GIVEN INSTRUCTION.
All lines featuring the string "Under" are to be listed.
────────────────────────────────────────
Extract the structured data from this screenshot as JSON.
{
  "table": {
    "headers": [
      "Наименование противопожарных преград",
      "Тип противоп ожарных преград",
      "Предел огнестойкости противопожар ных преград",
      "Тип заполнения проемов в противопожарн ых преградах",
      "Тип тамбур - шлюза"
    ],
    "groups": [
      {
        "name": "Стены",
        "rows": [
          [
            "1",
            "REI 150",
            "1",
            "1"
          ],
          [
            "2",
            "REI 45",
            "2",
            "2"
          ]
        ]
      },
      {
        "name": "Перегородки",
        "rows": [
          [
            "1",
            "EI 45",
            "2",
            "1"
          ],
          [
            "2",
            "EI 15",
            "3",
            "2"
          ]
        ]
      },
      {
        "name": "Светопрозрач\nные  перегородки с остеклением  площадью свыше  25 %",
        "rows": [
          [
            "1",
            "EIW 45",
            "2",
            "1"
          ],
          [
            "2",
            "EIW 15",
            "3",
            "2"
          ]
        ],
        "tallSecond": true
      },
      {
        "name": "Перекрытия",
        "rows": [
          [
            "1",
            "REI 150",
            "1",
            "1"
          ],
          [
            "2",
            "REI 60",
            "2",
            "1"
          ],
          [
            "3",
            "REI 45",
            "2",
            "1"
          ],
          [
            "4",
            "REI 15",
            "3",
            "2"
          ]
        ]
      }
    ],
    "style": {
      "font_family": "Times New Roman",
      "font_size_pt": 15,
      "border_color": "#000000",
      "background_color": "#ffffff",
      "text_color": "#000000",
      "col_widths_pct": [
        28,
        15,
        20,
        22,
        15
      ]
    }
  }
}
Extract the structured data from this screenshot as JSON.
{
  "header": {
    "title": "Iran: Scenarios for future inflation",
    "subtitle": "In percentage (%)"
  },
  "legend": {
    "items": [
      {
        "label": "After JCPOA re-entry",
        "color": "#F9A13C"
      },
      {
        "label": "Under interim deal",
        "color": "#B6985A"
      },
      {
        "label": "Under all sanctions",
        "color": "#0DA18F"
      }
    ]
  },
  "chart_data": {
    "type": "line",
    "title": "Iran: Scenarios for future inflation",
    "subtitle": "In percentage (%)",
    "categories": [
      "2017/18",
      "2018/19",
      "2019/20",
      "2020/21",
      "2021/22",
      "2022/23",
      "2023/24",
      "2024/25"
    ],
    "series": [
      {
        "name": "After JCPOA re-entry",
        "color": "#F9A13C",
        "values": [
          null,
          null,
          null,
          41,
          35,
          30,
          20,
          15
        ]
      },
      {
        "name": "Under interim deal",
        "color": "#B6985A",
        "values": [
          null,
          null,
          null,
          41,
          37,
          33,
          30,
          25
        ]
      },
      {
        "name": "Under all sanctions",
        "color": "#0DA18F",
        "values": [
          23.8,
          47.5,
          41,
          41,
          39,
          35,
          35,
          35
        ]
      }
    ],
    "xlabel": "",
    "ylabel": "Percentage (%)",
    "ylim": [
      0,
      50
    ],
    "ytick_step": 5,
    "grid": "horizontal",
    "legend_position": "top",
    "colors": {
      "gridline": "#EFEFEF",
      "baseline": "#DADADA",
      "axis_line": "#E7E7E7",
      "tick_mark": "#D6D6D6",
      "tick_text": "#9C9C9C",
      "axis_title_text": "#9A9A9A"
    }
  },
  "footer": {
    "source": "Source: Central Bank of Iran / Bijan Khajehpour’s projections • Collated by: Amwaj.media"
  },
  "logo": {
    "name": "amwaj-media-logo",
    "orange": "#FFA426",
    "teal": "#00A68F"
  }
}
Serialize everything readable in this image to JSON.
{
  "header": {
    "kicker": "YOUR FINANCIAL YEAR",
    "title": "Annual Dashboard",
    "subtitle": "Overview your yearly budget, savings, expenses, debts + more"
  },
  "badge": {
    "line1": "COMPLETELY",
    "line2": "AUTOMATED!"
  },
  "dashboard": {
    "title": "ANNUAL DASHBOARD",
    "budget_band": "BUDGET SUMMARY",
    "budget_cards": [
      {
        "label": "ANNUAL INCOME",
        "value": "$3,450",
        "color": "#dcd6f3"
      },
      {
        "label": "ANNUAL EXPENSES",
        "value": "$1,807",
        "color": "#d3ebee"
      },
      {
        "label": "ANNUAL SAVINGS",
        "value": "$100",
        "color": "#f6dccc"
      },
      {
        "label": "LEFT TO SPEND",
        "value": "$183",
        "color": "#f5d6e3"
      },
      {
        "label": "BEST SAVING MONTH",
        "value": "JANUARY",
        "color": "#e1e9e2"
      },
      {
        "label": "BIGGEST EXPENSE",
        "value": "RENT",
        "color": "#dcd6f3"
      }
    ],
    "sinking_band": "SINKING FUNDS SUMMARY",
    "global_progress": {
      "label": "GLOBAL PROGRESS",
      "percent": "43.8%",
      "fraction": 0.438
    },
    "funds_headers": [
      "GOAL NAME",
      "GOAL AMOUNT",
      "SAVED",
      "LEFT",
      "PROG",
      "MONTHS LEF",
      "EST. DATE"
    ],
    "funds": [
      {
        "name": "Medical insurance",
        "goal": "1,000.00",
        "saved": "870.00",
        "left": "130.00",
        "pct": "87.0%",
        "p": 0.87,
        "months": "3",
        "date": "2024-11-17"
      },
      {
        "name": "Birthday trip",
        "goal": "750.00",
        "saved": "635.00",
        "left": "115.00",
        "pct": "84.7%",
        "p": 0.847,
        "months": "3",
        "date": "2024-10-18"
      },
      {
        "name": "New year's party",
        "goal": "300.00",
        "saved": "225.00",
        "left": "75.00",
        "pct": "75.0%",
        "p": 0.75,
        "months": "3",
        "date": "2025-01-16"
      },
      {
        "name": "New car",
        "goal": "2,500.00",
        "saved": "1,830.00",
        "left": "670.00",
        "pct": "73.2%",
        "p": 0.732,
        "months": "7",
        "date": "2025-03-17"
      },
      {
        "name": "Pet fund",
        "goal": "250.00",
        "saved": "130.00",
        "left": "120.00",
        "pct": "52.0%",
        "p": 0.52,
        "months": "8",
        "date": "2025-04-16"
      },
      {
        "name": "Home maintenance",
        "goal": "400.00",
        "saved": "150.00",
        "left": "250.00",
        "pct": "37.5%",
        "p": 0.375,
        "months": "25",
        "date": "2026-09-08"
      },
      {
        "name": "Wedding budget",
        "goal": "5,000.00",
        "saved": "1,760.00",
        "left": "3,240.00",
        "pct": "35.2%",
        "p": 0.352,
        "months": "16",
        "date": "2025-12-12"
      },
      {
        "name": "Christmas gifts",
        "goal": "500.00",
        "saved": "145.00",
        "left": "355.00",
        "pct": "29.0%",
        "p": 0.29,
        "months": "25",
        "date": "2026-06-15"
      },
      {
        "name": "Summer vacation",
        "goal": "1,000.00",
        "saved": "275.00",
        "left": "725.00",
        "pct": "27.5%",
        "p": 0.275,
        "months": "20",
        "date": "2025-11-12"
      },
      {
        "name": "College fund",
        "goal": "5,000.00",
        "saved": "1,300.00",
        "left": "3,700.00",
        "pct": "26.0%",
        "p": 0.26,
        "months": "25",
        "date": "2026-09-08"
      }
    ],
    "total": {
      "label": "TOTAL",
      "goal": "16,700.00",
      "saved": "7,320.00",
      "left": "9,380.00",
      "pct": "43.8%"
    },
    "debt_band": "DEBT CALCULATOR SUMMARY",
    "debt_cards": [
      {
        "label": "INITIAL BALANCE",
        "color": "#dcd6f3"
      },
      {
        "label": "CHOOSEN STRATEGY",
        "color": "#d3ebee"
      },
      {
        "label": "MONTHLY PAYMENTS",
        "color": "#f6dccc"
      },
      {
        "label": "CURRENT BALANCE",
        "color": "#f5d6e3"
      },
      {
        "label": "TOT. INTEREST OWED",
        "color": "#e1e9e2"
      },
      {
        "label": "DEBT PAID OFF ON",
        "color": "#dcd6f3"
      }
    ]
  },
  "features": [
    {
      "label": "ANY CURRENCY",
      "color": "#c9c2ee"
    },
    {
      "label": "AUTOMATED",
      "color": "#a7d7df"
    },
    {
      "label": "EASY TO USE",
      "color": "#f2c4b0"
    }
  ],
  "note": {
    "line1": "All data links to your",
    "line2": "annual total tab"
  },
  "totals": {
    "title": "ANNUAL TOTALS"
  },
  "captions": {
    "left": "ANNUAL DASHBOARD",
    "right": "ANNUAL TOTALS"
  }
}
────────────────────────────────────────
SOLUTION.
        "label": "Under interim deal",
        "label": "Under all sanctions",
        "name": "Under interim deal",
        "name": "Under all sanctions",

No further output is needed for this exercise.